## Exercise objective
Show all lines holding "tune".

═══ Provided data ═══

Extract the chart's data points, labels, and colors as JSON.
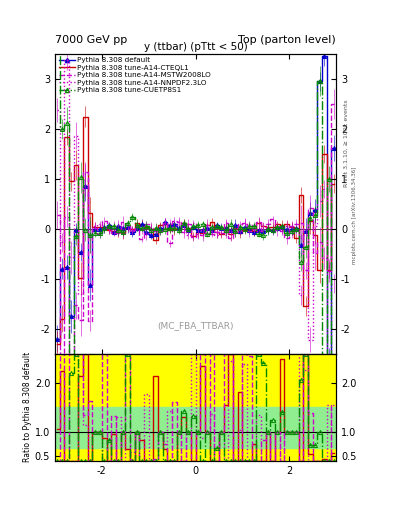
{
  "title_left": "7000 GeV pp",
  "title_right": "Top (parton level)",
  "plot_title": "y (ttbar) (pTtt < 50)",
  "watermark": "(MC_FBA_TTBAR)",
  "right_label_top": "Rivet 3.1.10, ≥ 100k events",
  "right_label_bottom": "mcplots.cern.ch [arXiv:1306.34.36]",
  "ylabel_ratio": "Ratio to Pythia 8.308 default",
  "xlim": [
    -3.0,
    3.0
  ],
  "ylim_main": [
    -2.5,
    3.5
  ],
  "ylim_ratio": [
    0.4,
    2.6
  ],
  "ratio_yticks": [
    0.5,
    1.0,
    2.0
  ],
  "main_yticks": [
    -2,
    -1,
    0,
    1,
    2,
    3
  ],
  "xticks": [
    -2,
    0,
    2
  ],
  "series": [
    {
      "label": "Pythia 8.308 default",
      "color": "#0000cc",
      "linestyle": "-",
      "marker": "^",
      "markersize": 3,
      "linewidth": 1.0,
      "filled": true
    },
    {
      "label": "Pythia 8.308 tune-A14-CTEQL1",
      "color": "#cc0000",
      "linestyle": "-",
      "marker": null,
      "markersize": 0,
      "linewidth": 1.0,
      "filled": false
    },
    {
      "label": "Pythia 8.308 tune-A14-MSTW2008LO",
      "color": "#cc00cc",
      "linestyle": "--",
      "marker": null,
      "markersize": 0,
      "linewidth": 1.0,
      "filled": false
    },
    {
      "label": "Pythia 8.308 tune-A14-NNPDF2.3LO",
      "color": "#cc00cc",
      "linestyle": ":",
      "marker": null,
      "markersize": 0,
      "linewidth": 1.0,
      "filled": false
    },
    {
      "label": "Pythia 8.308 tune-CUETP8S1",
      "color": "#008800",
      "linestyle": "-.",
      "marker": "^",
      "markersize": 3,
      "linewidth": 1.0,
      "filled": false
    }
  ],
  "band_yellow": "#ffff00",
  "band_green": "#90ee90",
  "background_color": "#ffffff"
}
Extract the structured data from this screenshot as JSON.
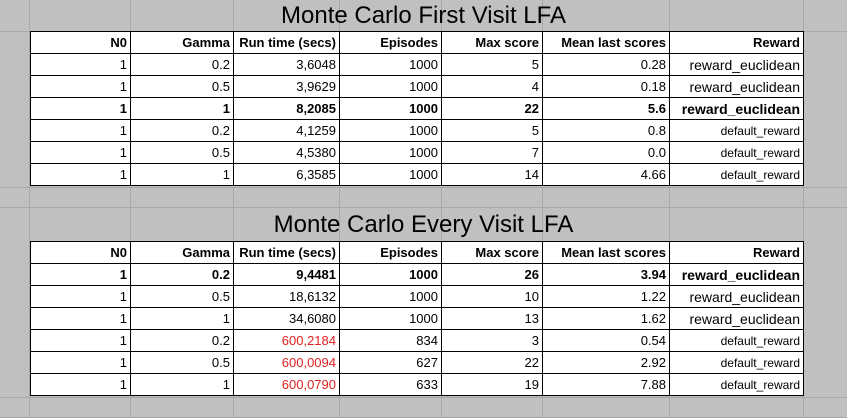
{
  "columns": [
    "N0",
    "Gamma",
    "Run time (secs)",
    "Episodes",
    "Max score",
    "Mean last scores",
    "Reward"
  ],
  "tables": [
    {
      "title": "Monte Carlo First Visit LFA",
      "rows": [
        {
          "n0": "1",
          "gamma": "0.2",
          "runtime": "3,6048",
          "episodes": "1000",
          "max_score": "5",
          "mean": "0.28",
          "reward": "reward_euclidean",
          "bold": false,
          "red_runtime": false
        },
        {
          "n0": "1",
          "gamma": "0.5",
          "runtime": "3,9629",
          "episodes": "1000",
          "max_score": "4",
          "mean": "0.18",
          "reward": "reward_euclidean",
          "bold": false,
          "red_runtime": false
        },
        {
          "n0": "1",
          "gamma": "1",
          "runtime": "8,2085",
          "episodes": "1000",
          "max_score": "22",
          "mean": "5.6",
          "reward": "reward_euclidean",
          "bold": true,
          "red_runtime": false
        },
        {
          "n0": "1",
          "gamma": "0.2",
          "runtime": "4,1259",
          "episodes": "1000",
          "max_score": "5",
          "mean": "0.8",
          "reward": "default_reward",
          "bold": false,
          "red_runtime": false
        },
        {
          "n0": "1",
          "gamma": "0.5",
          "runtime": "4,5380",
          "episodes": "1000",
          "max_score": "7",
          "mean": "0.0",
          "reward": "default_reward",
          "bold": false,
          "red_runtime": false
        },
        {
          "n0": "1",
          "gamma": "1",
          "runtime": "6,3585",
          "episodes": "1000",
          "max_score": "14",
          "mean": "4.66",
          "reward": "default_reward",
          "bold": false,
          "red_runtime": false
        }
      ]
    },
    {
      "title": "Monte Carlo Every Visit LFA",
      "rows": [
        {
          "n0": "1",
          "gamma": "0.2",
          "runtime": "9,4481",
          "episodes": "1000",
          "max_score": "26",
          "mean": "3.94",
          "reward": "reward_euclidean",
          "bold": true,
          "red_runtime": false
        },
        {
          "n0": "1",
          "gamma": "0.5",
          "runtime": "18,6132",
          "episodes": "1000",
          "max_score": "10",
          "mean": "1.22",
          "reward": "reward_euclidean",
          "bold": false,
          "red_runtime": false
        },
        {
          "n0": "1",
          "gamma": "1",
          "runtime": "34,6080",
          "episodes": "1000",
          "max_score": "13",
          "mean": "1.62",
          "reward": "reward_euclidean",
          "bold": false,
          "red_runtime": false
        },
        {
          "n0": "1",
          "gamma": "0.2",
          "runtime": "600,2184",
          "episodes": "834",
          "max_score": "3",
          "mean": "0.54",
          "reward": "default_reward",
          "bold": false,
          "red_runtime": true
        },
        {
          "n0": "1",
          "gamma": "0.5",
          "runtime": "600,0094",
          "episodes": "627",
          "max_score": "22",
          "mean": "2.92",
          "reward": "default_reward",
          "bold": false,
          "red_runtime": true
        },
        {
          "n0": "1",
          "gamma": "1",
          "runtime": "600,0790",
          "episodes": "633",
          "max_score": "19",
          "mean": "7.88",
          "reward": "default_reward",
          "bold": false,
          "red_runtime": true
        }
      ]
    }
  ],
  "colors": {
    "background": "#c0c0c0",
    "gridline": "#a8a8a8",
    "table_bg": "#ffffff",
    "alert_red": "#e02020"
  }
}
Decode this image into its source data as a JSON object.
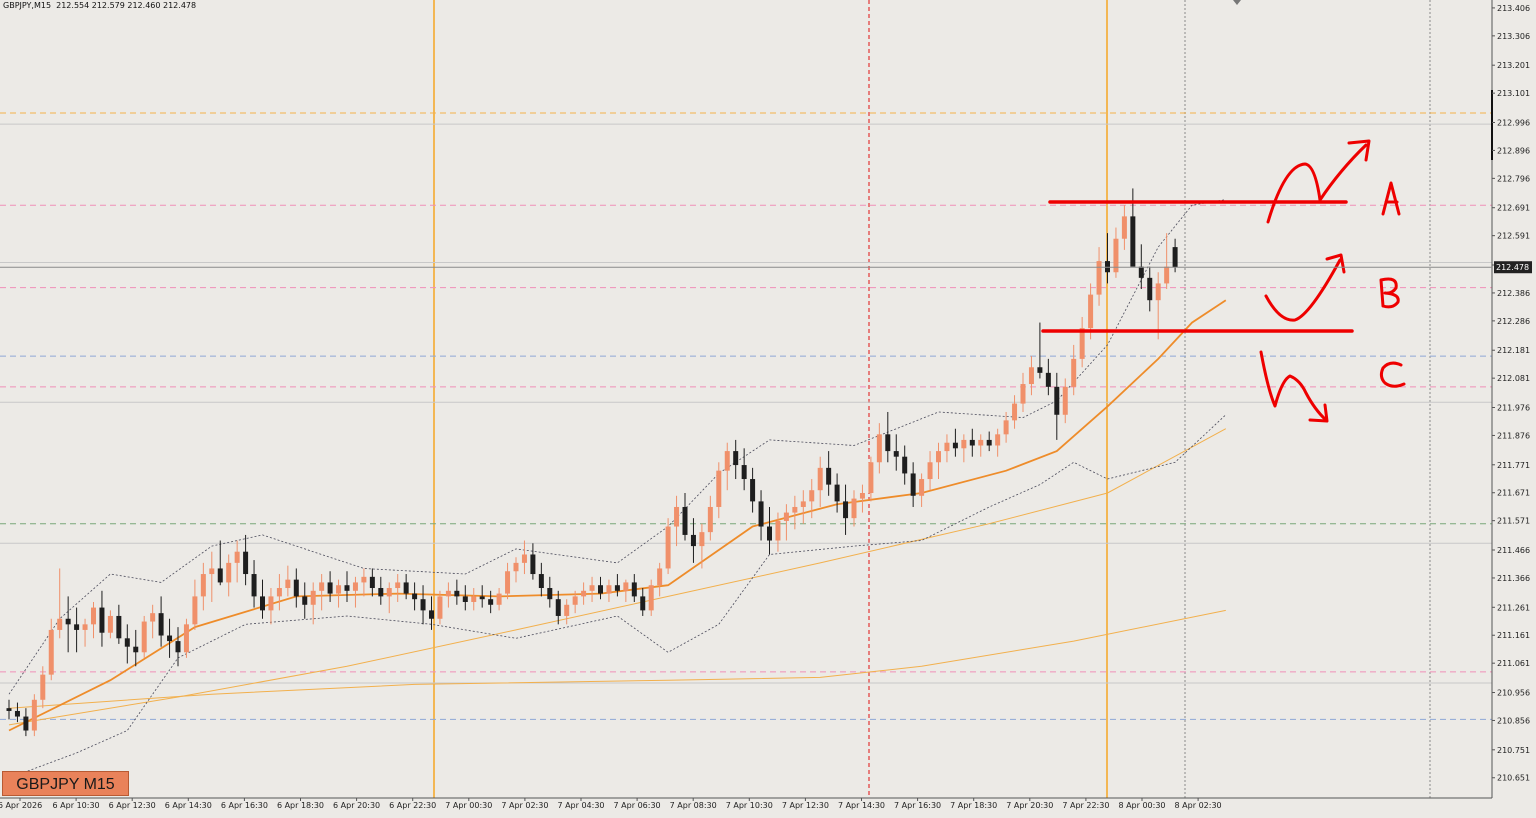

═══

## Exercise output
      "label": "Pythia 8.308 tune-A14-CTEQL1",
      "label": "Pythia 8.308 tune-A14-MSTW2008LO",
      "label": "Pythia 8.308 tune-A14-NNPDF2.3LO",
      "label": "Pythia 8.308 tune-CUETP8S1",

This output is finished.